BEGIN Records for the task

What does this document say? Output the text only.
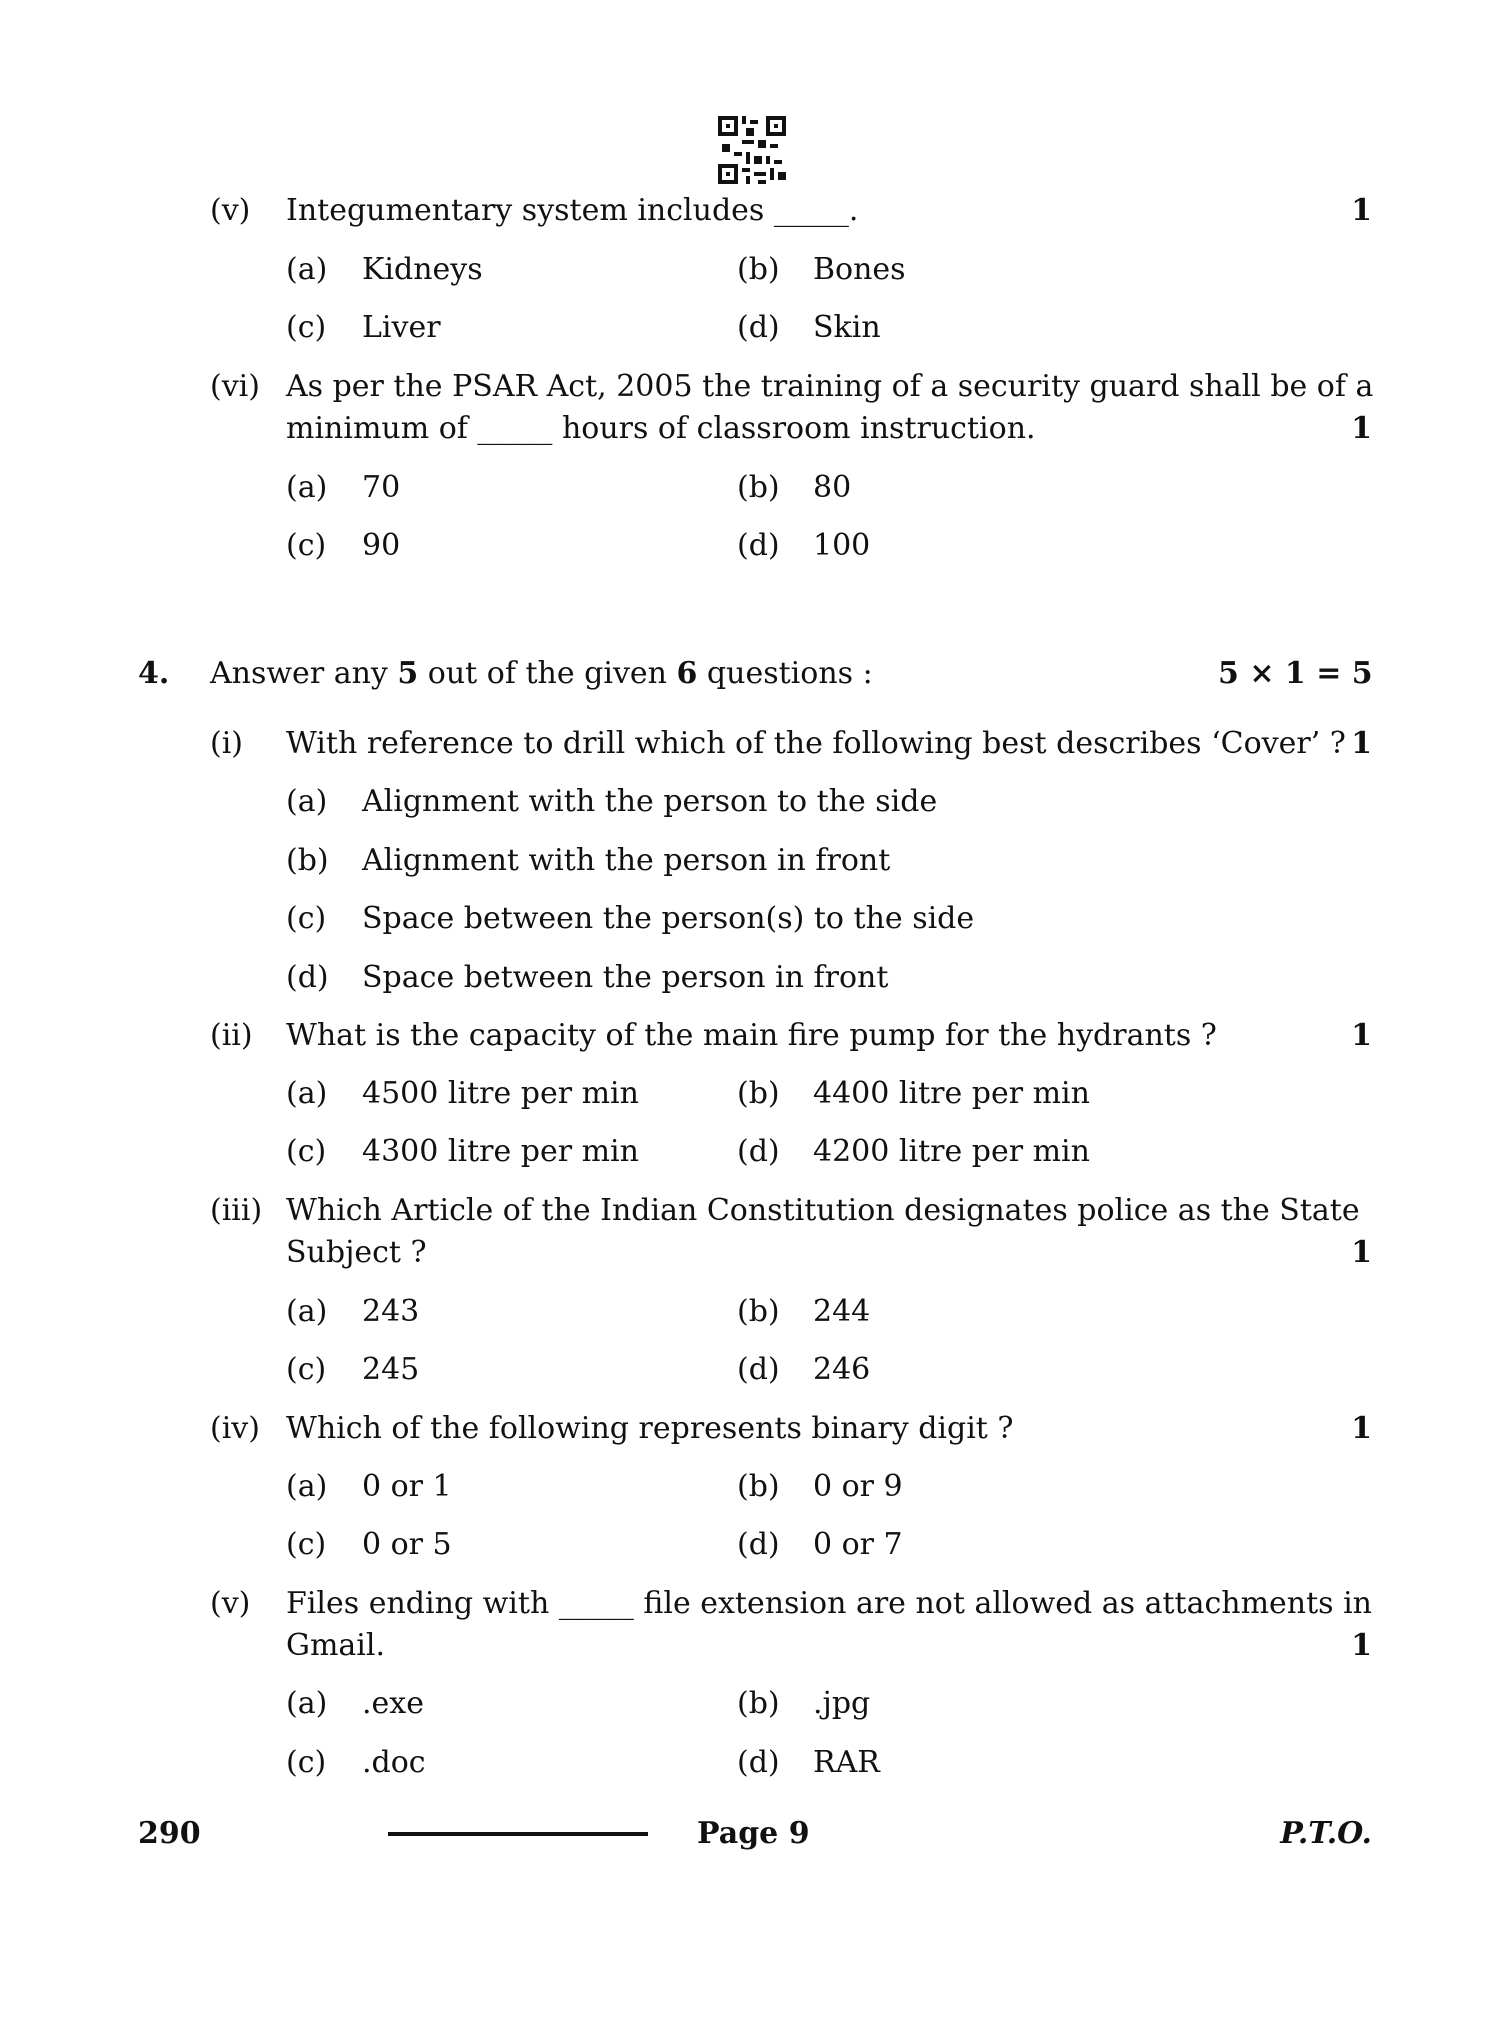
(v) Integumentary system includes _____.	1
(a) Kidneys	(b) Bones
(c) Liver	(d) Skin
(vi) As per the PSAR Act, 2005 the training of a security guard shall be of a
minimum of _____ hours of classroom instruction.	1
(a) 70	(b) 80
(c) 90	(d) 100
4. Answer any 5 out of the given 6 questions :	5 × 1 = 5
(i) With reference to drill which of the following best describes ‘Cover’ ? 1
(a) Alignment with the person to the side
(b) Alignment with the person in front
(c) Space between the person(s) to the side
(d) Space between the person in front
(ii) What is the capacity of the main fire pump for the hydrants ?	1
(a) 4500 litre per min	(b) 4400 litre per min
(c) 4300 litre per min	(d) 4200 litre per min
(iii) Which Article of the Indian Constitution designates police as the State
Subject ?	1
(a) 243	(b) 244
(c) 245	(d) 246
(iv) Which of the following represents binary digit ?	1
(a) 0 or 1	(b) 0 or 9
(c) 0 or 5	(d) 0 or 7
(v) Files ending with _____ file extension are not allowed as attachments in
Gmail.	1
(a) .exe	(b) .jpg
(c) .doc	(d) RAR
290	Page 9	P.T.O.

END Records for the task

Problem description:
From the entries above, copy out every line where the string "following" appears.

In response:
(i) With reference to drill which of the following best describes ‘Cover’ ? 1
(iv) Which of the following represents binary digit ?	1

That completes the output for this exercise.